▶ WORK ITEM:
Would you please copy every line below that includes the string "Deferribacterota"?

▶ THE DATA:
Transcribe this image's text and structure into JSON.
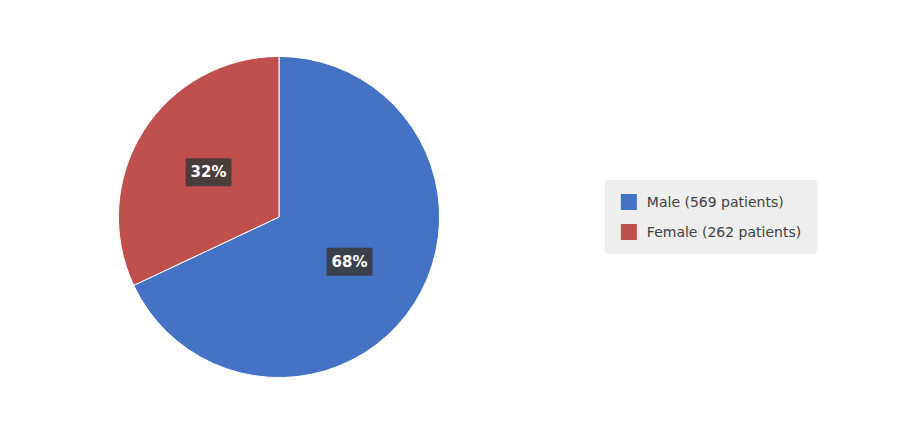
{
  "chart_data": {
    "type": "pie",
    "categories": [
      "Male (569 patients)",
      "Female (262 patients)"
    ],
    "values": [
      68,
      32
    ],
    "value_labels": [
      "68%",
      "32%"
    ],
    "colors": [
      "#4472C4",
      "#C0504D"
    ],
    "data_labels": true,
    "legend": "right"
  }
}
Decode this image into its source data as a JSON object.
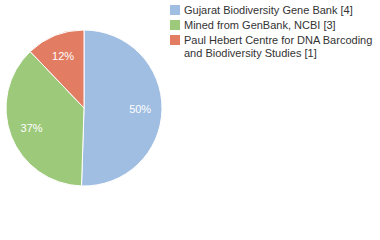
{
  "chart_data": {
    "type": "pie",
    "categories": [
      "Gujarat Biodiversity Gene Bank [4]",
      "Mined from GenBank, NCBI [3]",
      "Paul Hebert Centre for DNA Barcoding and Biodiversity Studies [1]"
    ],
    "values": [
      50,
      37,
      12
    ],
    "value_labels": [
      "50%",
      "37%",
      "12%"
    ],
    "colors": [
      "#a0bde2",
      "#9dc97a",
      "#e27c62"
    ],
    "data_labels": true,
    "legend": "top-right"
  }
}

---

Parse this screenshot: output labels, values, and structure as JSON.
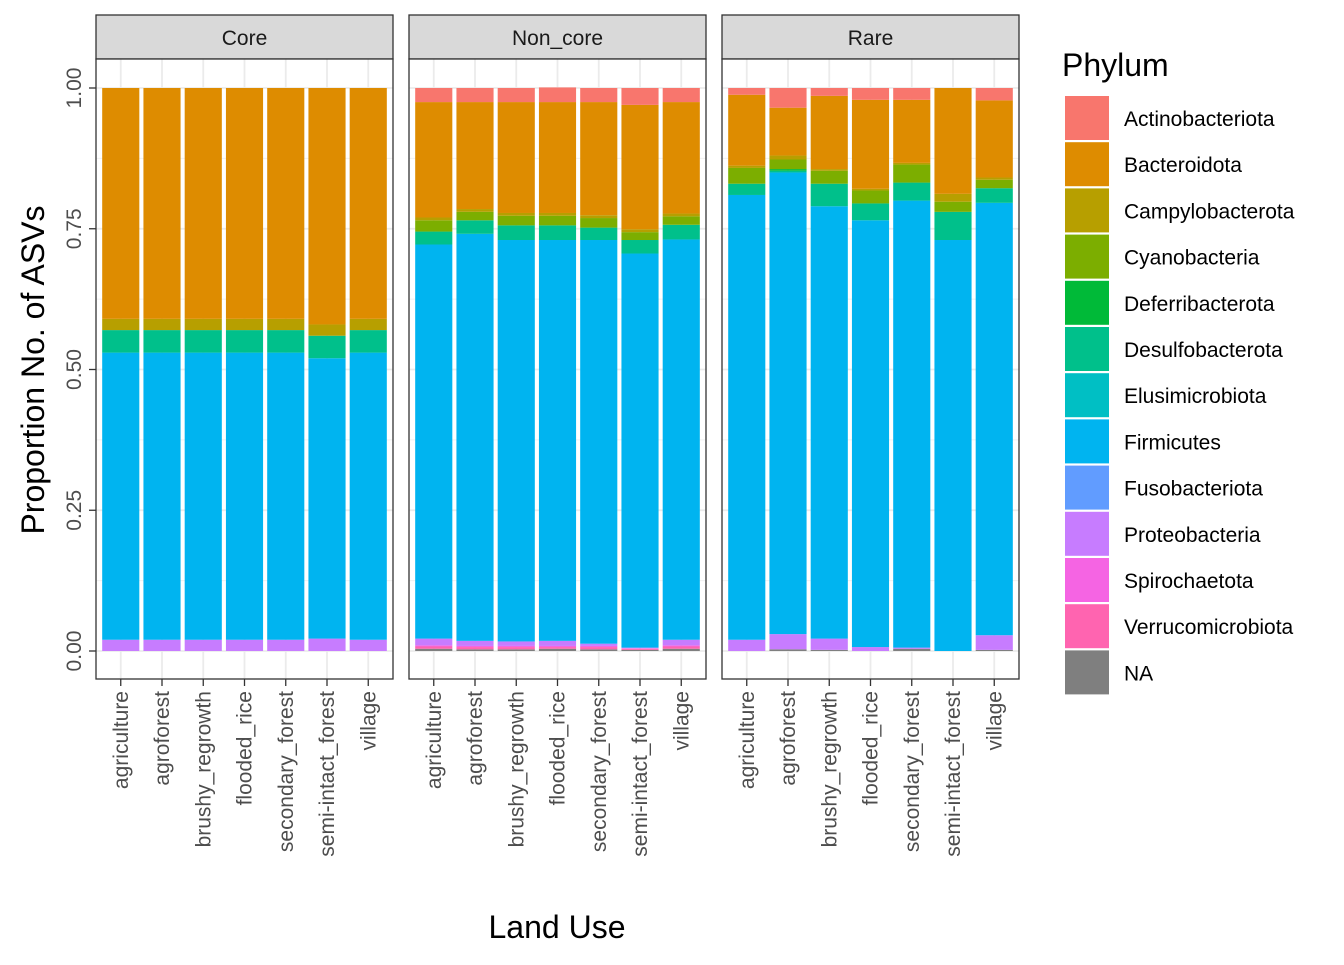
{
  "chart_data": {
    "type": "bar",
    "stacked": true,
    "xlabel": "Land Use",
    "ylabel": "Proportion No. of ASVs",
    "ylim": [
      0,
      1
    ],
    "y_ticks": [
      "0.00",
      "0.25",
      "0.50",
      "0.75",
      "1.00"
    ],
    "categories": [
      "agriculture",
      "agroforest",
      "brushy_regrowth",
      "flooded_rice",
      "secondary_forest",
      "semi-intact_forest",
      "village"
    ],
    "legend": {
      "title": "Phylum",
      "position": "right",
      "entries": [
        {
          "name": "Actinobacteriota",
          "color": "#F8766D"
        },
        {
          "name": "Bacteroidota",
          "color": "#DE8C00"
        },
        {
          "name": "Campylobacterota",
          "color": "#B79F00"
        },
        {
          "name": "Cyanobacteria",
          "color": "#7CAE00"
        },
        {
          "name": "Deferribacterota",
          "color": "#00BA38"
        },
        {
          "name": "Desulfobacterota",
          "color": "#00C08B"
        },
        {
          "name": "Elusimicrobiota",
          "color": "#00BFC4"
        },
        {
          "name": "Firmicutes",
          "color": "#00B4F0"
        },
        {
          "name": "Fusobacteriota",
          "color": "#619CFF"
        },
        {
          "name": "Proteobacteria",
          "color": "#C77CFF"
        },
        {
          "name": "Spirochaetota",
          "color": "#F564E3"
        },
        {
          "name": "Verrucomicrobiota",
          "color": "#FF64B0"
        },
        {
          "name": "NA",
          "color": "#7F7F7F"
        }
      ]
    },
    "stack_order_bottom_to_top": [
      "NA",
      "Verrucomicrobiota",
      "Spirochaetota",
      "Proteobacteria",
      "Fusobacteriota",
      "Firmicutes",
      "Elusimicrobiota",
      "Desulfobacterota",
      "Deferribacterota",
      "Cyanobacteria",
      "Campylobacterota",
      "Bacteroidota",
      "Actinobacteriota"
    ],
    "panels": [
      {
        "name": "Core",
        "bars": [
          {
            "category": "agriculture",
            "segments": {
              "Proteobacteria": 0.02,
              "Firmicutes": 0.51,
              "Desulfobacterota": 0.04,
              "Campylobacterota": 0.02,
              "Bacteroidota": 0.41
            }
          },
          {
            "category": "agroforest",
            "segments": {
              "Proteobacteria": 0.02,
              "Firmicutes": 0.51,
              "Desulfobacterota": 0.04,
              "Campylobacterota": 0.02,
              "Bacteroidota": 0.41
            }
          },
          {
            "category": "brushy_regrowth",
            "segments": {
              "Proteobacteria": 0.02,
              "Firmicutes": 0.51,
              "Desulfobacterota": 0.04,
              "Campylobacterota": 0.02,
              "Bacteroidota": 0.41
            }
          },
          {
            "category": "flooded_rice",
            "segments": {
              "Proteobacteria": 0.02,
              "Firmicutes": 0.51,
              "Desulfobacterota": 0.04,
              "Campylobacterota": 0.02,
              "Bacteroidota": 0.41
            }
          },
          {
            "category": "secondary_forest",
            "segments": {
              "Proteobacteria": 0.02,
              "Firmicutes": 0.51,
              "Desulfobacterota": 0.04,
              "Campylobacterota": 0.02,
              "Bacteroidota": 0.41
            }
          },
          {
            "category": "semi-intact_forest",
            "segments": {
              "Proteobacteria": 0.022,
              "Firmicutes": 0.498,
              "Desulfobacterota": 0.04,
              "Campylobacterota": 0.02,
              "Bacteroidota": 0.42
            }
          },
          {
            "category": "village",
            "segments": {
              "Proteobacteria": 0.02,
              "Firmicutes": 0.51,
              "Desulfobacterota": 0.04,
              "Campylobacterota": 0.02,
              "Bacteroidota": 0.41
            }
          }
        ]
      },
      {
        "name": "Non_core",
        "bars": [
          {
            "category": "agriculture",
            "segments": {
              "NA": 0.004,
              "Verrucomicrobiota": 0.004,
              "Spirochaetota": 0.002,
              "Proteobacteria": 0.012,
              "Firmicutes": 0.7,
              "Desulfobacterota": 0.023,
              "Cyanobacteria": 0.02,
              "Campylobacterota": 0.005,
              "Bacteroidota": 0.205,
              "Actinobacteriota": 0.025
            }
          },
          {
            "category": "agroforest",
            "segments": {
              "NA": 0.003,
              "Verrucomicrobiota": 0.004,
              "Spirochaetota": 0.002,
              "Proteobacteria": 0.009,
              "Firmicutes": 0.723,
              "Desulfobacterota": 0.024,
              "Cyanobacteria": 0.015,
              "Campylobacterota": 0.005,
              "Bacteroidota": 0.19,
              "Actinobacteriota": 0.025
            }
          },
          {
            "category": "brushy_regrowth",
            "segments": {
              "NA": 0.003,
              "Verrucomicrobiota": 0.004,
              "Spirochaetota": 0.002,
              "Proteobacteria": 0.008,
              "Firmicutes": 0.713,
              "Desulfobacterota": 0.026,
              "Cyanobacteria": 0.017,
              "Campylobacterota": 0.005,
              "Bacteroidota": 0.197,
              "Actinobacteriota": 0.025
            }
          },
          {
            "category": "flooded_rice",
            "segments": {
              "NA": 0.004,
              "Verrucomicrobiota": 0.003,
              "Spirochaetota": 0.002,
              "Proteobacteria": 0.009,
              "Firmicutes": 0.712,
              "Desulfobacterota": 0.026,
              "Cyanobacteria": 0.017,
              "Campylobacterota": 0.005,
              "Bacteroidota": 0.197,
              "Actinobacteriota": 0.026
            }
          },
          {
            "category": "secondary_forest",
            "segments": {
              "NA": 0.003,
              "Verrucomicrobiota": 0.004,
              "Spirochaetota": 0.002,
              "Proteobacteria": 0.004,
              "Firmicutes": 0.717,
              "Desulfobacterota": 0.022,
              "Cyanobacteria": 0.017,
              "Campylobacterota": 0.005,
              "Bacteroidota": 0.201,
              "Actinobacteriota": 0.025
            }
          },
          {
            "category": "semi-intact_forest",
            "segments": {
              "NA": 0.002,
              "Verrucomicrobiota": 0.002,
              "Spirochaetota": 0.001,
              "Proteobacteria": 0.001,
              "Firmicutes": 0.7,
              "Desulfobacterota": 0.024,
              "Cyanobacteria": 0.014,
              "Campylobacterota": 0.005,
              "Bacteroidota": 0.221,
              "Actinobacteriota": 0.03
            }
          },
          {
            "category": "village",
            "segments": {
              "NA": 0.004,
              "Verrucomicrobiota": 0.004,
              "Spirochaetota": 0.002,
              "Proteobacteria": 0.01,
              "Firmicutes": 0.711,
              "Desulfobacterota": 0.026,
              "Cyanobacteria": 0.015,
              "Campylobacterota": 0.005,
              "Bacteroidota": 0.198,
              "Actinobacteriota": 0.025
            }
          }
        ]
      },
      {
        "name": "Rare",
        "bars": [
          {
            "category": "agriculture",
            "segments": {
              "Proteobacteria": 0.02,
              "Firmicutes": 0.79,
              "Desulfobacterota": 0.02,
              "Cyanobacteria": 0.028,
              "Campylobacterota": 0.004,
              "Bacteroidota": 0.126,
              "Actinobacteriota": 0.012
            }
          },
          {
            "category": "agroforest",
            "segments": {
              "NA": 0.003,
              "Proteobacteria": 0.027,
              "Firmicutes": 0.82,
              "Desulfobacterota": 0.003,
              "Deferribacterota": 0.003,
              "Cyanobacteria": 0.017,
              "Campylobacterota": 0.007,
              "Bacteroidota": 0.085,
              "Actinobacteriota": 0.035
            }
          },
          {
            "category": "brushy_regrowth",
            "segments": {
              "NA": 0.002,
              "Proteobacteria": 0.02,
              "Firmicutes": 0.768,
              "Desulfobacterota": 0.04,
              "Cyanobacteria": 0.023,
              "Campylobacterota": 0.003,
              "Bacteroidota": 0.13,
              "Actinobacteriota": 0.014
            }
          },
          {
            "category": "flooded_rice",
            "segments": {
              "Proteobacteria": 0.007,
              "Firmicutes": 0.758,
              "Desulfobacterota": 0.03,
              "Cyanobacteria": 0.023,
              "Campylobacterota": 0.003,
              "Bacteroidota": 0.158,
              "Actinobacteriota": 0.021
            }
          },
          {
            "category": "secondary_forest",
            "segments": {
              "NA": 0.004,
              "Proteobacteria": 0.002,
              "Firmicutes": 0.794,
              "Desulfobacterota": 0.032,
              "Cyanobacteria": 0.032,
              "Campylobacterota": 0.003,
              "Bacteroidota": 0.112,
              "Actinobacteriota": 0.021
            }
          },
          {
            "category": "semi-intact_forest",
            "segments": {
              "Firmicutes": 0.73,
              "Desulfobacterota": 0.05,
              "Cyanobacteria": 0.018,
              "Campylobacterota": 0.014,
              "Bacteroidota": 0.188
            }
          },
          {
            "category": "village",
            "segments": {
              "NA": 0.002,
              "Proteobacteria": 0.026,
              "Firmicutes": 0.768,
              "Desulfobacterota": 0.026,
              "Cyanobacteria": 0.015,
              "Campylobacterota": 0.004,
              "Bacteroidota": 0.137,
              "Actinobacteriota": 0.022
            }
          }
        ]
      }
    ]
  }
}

...

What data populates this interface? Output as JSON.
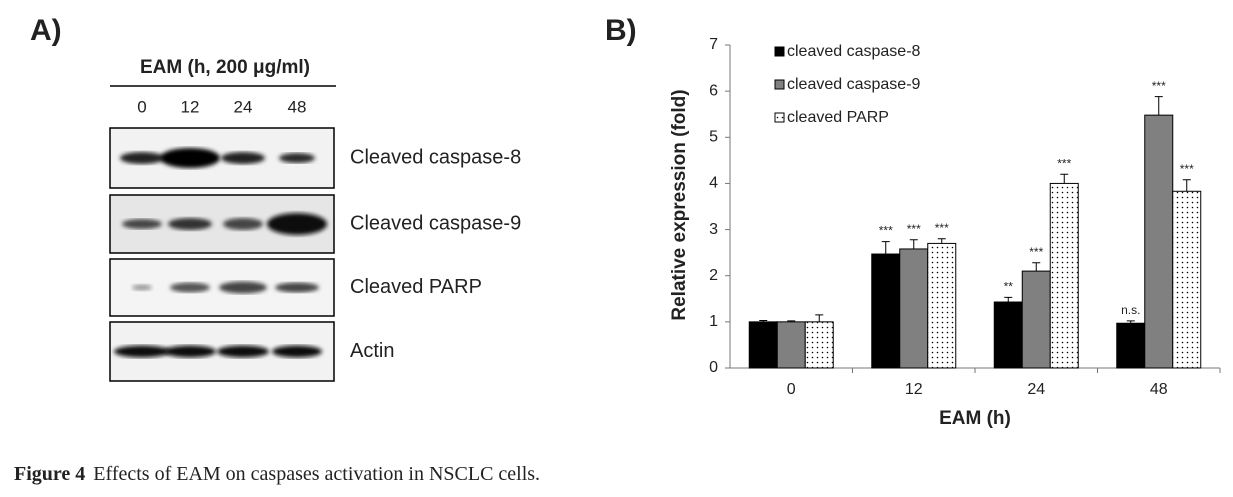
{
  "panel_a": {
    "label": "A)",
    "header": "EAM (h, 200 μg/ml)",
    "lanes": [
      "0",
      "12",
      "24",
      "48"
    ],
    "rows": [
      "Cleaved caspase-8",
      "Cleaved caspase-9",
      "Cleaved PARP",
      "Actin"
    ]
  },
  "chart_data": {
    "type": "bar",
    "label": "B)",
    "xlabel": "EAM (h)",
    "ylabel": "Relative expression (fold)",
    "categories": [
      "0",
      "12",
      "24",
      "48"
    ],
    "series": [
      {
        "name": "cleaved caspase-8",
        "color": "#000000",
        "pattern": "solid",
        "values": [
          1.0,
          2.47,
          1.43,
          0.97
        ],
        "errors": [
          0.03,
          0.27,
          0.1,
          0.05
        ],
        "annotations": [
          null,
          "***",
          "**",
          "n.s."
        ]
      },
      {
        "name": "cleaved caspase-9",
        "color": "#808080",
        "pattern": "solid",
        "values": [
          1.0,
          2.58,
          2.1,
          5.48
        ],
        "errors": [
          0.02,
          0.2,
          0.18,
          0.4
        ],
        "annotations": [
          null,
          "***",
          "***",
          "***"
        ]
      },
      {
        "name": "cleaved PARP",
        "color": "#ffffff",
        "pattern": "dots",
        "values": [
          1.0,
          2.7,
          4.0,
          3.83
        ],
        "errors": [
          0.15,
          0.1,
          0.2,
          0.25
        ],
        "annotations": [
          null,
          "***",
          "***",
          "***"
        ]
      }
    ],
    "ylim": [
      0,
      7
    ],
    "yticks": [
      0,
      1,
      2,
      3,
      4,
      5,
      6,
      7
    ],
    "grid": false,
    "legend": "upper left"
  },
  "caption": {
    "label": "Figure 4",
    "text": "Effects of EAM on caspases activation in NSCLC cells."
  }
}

▶ ANSWER BOX:
          "name": "Deferribacterota",
      "Deferribacterota",
              "Deferribacterota": 0.003,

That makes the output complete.